Problem to work on: Reproduce every line in the listing that contains the word "Verbal".

Dataset rows:
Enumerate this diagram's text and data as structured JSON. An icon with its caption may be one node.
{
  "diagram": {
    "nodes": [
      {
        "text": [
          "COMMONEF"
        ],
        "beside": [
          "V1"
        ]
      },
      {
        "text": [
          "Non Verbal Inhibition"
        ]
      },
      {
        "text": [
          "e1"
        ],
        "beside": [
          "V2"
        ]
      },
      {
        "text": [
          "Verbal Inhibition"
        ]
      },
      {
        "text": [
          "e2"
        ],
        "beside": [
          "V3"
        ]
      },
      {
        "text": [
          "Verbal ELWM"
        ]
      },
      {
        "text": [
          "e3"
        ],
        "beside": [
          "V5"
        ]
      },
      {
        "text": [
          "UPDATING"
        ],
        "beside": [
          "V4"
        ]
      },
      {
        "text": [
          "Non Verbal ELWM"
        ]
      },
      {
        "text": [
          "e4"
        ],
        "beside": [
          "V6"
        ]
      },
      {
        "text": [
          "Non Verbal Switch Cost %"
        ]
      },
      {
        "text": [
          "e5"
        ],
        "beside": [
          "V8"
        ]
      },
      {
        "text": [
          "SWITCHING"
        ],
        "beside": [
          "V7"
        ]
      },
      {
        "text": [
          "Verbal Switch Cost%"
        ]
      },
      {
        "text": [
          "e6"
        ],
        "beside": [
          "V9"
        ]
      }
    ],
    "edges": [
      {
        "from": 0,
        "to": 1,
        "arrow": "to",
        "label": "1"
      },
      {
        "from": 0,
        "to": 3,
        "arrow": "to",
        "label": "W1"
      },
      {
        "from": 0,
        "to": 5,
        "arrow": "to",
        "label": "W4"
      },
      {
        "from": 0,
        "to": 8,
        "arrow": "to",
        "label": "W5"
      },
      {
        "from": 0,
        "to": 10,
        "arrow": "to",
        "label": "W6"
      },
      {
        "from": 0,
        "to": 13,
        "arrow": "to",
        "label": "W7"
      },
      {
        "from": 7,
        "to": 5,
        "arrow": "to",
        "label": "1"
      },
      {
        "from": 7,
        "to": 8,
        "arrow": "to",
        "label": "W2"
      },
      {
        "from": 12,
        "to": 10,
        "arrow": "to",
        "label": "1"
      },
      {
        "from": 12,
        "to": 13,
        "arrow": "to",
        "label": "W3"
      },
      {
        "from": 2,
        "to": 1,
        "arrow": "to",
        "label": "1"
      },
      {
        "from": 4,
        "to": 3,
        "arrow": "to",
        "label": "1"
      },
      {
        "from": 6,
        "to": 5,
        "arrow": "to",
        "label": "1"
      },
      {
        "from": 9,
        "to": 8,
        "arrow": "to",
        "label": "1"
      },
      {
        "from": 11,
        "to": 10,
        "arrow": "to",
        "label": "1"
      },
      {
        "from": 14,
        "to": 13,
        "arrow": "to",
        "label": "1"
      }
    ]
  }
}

Solution to this task:
          "Non Verbal Inhibition"
          "Verbal Inhibition"
          "Verbal ELWM"
          "Non Verbal ELWM"
          "Non Verbal Switch Cost %"
          "Verbal Switch Cost%"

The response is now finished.